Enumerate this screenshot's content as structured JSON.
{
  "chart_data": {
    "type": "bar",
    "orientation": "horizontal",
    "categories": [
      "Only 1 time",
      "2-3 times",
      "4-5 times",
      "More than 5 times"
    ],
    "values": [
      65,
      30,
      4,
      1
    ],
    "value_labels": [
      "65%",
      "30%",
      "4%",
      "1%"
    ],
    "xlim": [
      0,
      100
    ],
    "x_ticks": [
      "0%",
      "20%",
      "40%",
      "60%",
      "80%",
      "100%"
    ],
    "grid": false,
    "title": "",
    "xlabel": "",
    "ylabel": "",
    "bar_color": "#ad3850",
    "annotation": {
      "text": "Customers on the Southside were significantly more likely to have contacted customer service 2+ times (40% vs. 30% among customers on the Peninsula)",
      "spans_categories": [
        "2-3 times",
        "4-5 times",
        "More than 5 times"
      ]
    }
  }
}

- [Goal]:
Retype the data in full and match it exactly.

- [Final result]:
Enumerate this screenshot's content as structured JSON.
{
  "chart_data": {
    "type": "bar",
    "orientation": "horizontal",
    "categories": [
      "Only 1 time",
      "2-3 times",
      "4-5 times",
      "More than 5 times"
    ],
    "values": [
      65,
      30,
      4,
      1
    ],
    "value_labels": [
      "65%",
      "30%",
      "4%",
      "1%"
    ],
    "xlim": [
      0,
      100
    ],
    "x_ticks": [
      "0%",
      "20%",
      "40%",
      "60%",
      "80%",
      "100%"
    ],
    "grid": false,
    "title": "",
    "xlabel": "",
    "ylabel": "",
    "bar_color": "#ad3850",
    "annotation": {
      "text": "Customers on the Southside were significantly more likely to have contacted customer service 2+ times (40% vs. 30% among customers on the Peninsula)",
      "spans_categories": [
        "2-3 times",
        "4-5 times",
        "More than 5 times"
      ]
    }
  }
}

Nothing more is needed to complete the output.